### Work to complete
Output each line exactly as it appears, skipping any embedded picture.

Dataset listings of figures
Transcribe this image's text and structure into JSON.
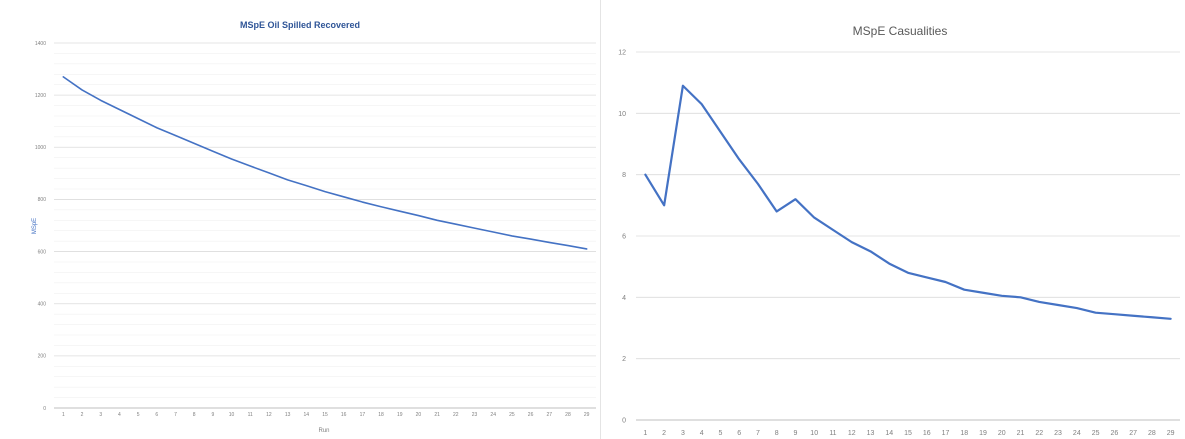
{
  "chart_data": [
    {
      "type": "line",
      "title": "MSpE Oil Spilled Recovered",
      "xlabel": "Run",
      "ylabel": "MSpE",
      "ylim": [
        0,
        1400
      ],
      "yticks": [
        0,
        200,
        400,
        600,
        800,
        1000,
        1200,
        1400
      ],
      "grid": true,
      "legend": "none",
      "line_color": "#4472c4",
      "x": [
        1,
        2,
        3,
        4,
        5,
        6,
        7,
        8,
        9,
        10,
        11,
        12,
        13,
        14,
        15,
        16,
        17,
        18,
        19,
        20,
        21,
        22,
        23,
        24,
        25,
        26,
        27,
        28,
        29
      ],
      "series": [
        {
          "values": [
            1270,
            1220,
            1180,
            1145,
            1110,
            1075,
            1045,
            1015,
            985,
            955,
            928,
            902,
            875,
            853,
            830,
            810,
            790,
            772,
            755,
            738,
            720,
            705,
            690,
            675,
            660,
            648,
            635,
            623,
            610
          ]
        }
      ]
    },
    {
      "type": "line",
      "title": "MSpE Casualities",
      "xlabel": "",
      "ylabel": "",
      "ylim": [
        0,
        12
      ],
      "yticks": [
        0,
        2,
        4,
        6,
        8,
        10,
        12
      ],
      "grid": true,
      "legend": "none",
      "line_color": "#4472c4",
      "x": [
        1,
        2,
        3,
        4,
        5,
        6,
        7,
        8,
        9,
        10,
        11,
        12,
        13,
        14,
        15,
        16,
        17,
        18,
        19,
        20,
        21,
        22,
        23,
        24,
        25,
        26,
        27,
        28,
        29
      ],
      "series": [
        {
          "values": [
            8.0,
            7.0,
            10.9,
            10.3,
            9.4,
            8.5,
            7.7,
            6.8,
            7.2,
            6.6,
            6.2,
            5.8,
            5.5,
            5.1,
            4.8,
            4.65,
            4.5,
            4.25,
            4.15,
            4.05,
            4.0,
            3.85,
            3.75,
            3.65,
            3.5,
            3.45,
            3.4,
            3.35,
            3.3
          ]
        }
      ]
    }
  ]
}
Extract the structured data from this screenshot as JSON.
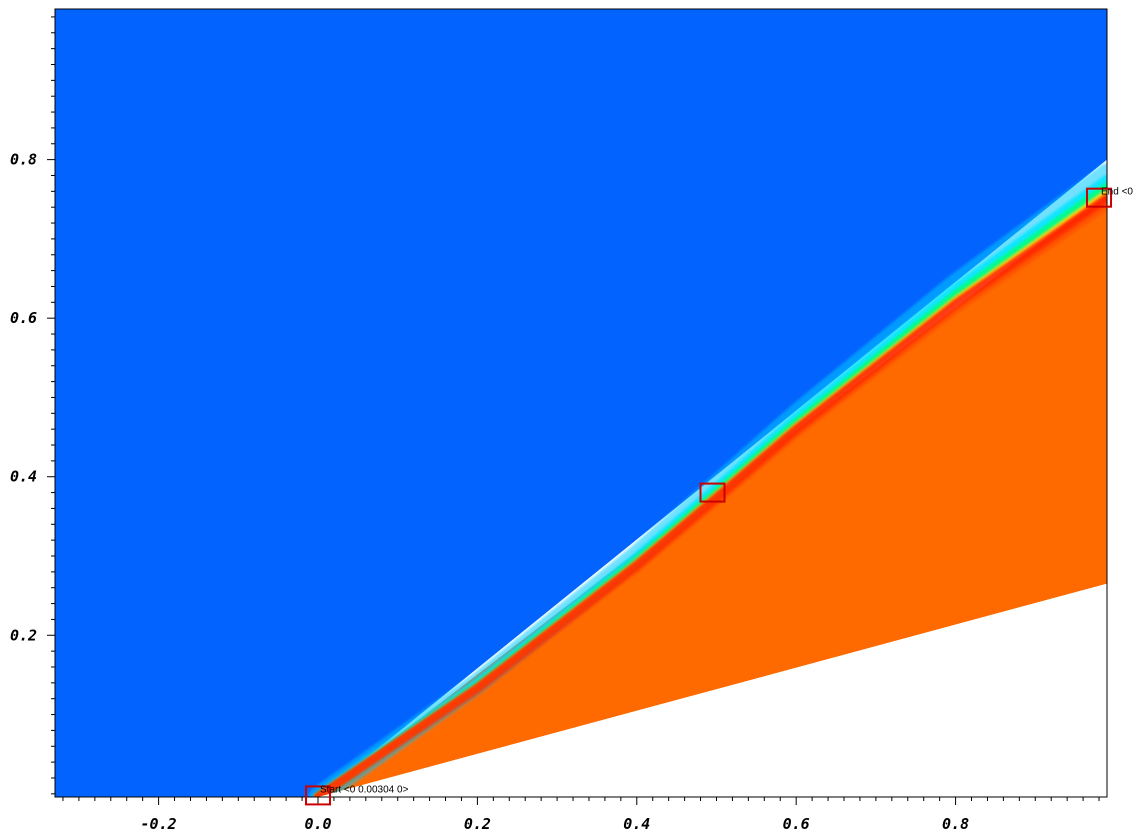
{
  "chart_data": {
    "type": "heatmap",
    "title": "",
    "xlabel": "",
    "ylabel": "",
    "xlim": [
      -0.33,
      0.99
    ],
    "ylim": [
      -0.004,
      0.99
    ],
    "x_ticks": [
      {
        "value": -0.2,
        "label": "-0.2"
      },
      {
        "value": 0.0,
        "label": "0.0"
      },
      {
        "value": 0.2,
        "label": "0.2"
      },
      {
        "value": 0.4,
        "label": "0.4"
      },
      {
        "value": 0.6,
        "label": "0.6"
      },
      {
        "value": 0.8,
        "label": "0.8"
      }
    ],
    "y_ticks": [
      {
        "value": 0.2,
        "label": "0.2"
      },
      {
        "value": 0.4,
        "label": "0.4"
      },
      {
        "value": 0.6,
        "label": "0.6"
      },
      {
        "value": 0.8,
        "label": "0.8"
      }
    ],
    "minor_tick_step": 0.02,
    "colors": {
      "freestream": "#0363ff",
      "post_shock": "#ff6a00",
      "shock_peak": "#ff1a00",
      "shock_mid": "#00ff7f",
      "shock_low": "#00c8ff",
      "body": "#ffffff",
      "probe_box": "#cc0000"
    },
    "fields": [
      {
        "name": "freestream",
        "polygon": [
          [
            -0.33,
            -0.004
          ],
          [
            0.0,
            -0.004
          ],
          [
            0.99,
            0.8
          ],
          [
            0.99,
            0.99
          ],
          [
            -0.33,
            0.99
          ]
        ]
      },
      {
        "name": "post_shock",
        "polygon": [
          [
            0.0,
            -0.004
          ],
          [
            0.99,
            0.76
          ],
          [
            0.99,
            0.265
          ]
        ]
      },
      {
        "name": "body",
        "polygon": [
          [
            0.0,
            -0.004
          ],
          [
            0.99,
            0.265
          ],
          [
            0.99,
            -0.004
          ]
        ]
      }
    ],
    "shock_line": {
      "points": [
        [
          0.0,
          -0.004
        ],
        [
          0.2,
          0.135
        ],
        [
          0.4,
          0.292
        ],
        [
          0.5,
          0.378
        ],
        [
          0.6,
          0.465
        ],
        [
          0.8,
          0.625
        ],
        [
          0.99,
          0.76
        ]
      ]
    },
    "probes": [
      {
        "name": "start",
        "x": 0.0,
        "y": -0.002,
        "label": "Start <0 0.00304 0>"
      },
      {
        "name": "mid",
        "x": 0.495,
        "y": 0.38,
        "label": ""
      },
      {
        "name": "end",
        "x": 0.98,
        "y": 0.752,
        "label": "End <0"
      }
    ]
  }
}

### Output for this exercise
Transcribe this image's text and structure into JSON.
{
  "chart_data": [
    {
      "type": "line",
      "title": "MSpE Oil Spilled Recovered",
      "xlabel": "Run",
      "ylabel": "MSpE",
      "ylim": [
        0,
        1400
      ],
      "yticks": [
        0,
        200,
        400,
        600,
        800,
        1000,
        1200,
        1400
      ],
      "grid": true,
      "legend": "none",
      "line_color": "#4472c4",
      "x": [
        1,
        2,
        3,
        4,
        5,
        6,
        7,
        8,
        9,
        10,
        11,
        12,
        13,
        14,
        15,
        16,
        17,
        18,
        19,
        20,
        21,
        22,
        23,
        24,
        25,
        26,
        27,
        28,
        29
      ],
      "series": [
        {
          "values": [
            1270,
            1220,
            1180,
            1145,
            1110,
            1075,
            1045,
            1015,
            985,
            955,
            928,
            902,
            875,
            853,
            830,
            810,
            790,
            772,
            755,
            738,
            720,
            705,
            690,
            675,
            660,
            648,
            635,
            623,
            610
          ]
        }
      ]
    },
    {
      "type": "line",
      "title": "MSpE Casualities",
      "xlabel": "",
      "ylabel": "",
      "ylim": [
        0,
        12
      ],
      "yticks": [
        0,
        2,
        4,
        6,
        8,
        10,
        12
      ],
      "grid": true,
      "legend": "none",
      "line_color": "#4472c4",
      "x": [
        1,
        2,
        3,
        4,
        5,
        6,
        7,
        8,
        9,
        10,
        11,
        12,
        13,
        14,
        15,
        16,
        17,
        18,
        19,
        20,
        21,
        22,
        23,
        24,
        25,
        26,
        27,
        28,
        29
      ],
      "series": [
        {
          "values": [
            8.0,
            7.0,
            10.9,
            10.3,
            9.4,
            8.5,
            7.7,
            6.8,
            7.2,
            6.6,
            6.2,
            5.8,
            5.5,
            5.1,
            4.8,
            4.65,
            4.5,
            4.25,
            4.15,
            4.05,
            4.0,
            3.85,
            3.75,
            3.65,
            3.5,
            3.45,
            3.4,
            3.35,
            3.3
          ]
        }
      ]
    }
  ]
}
Extract the structured data from this screenshot as JSON.
{
  "chart_data": {
    "type": "heatmap",
    "title": "",
    "xlabel": "",
    "ylabel": "",
    "xlim": [
      -0.33,
      0.99
    ],
    "ylim": [
      -0.004,
      0.99
    ],
    "x_ticks": [
      {
        "value": -0.2,
        "label": "-0.2"
      },
      {
        "value": 0.0,
        "label": "0.0"
      },
      {
        "value": 0.2,
        "label": "0.2"
      },
      {
        "value": 0.4,
        "label": "0.4"
      },
      {
        "value": 0.6,
        "label": "0.6"
      },
      {
        "value": 0.8,
        "label": "0.8"
      }
    ],
    "y_ticks": [
      {
        "value": 0.2,
        "label": "0.2"
      },
      {
        "value": 0.4,
        "label": "0.4"
      },
      {
        "value": 0.6,
        "label": "0.6"
      },
      {
        "value": 0.8,
        "label": "0.8"
      }
    ],
    "minor_tick_step": 0.02,
    "colors": {
      "freestream": "#0363ff",
      "post_shock": "#ff6a00",
      "shock_peak": "#ff1a00",
      "shock_mid": "#00ff7f",
      "shock_low": "#00c8ff",
      "body": "#ffffff",
      "probe_box": "#cc0000"
    },
    "fields": [
      {
        "name": "freestream",
        "polygon": [
          [
            -0.33,
            -0.004
          ],
          [
            0.0,
            -0.004
          ],
          [
            0.99,
            0.8
          ],
          [
            0.99,
            0.99
          ],
          [
            -0.33,
            0.99
          ]
        ]
      },
      {
        "name": "post_shock",
        "polygon": [
          [
            0.0,
            -0.004
          ],
          [
            0.99,
            0.76
          ],
          [
            0.99,
            0.265
          ]
        ]
      },
      {
        "name": "body",
        "polygon": [
          [
            0.0,
            -0.004
          ],
          [
            0.99,
            0.265
          ],
          [
            0.99,
            -0.004
          ]
        ]
      }
    ],
    "shock_line": {
      "points": [
        [
          0.0,
          -0.004
        ],
        [
          0.2,
          0.135
        ],
        [
          0.4,
          0.292
        ],
        [
          0.5,
          0.378
        ],
        [
          0.6,
          0.465
        ],
        [
          0.8,
          0.625
        ],
        [
          0.99,
          0.76
        ]
      ]
    },
    "probes": [
      {
        "name": "start",
        "x": 0.0,
        "y": -0.002,
        "label": "Start <0 0.00304 0>"
      },
      {
        "name": "mid",
        "x": 0.495,
        "y": 0.38,
        "label": ""
      },
      {
        "name": "end",
        "x": 0.98,
        "y": 0.752,
        "label": "End <0"
      }
    ]
  }
}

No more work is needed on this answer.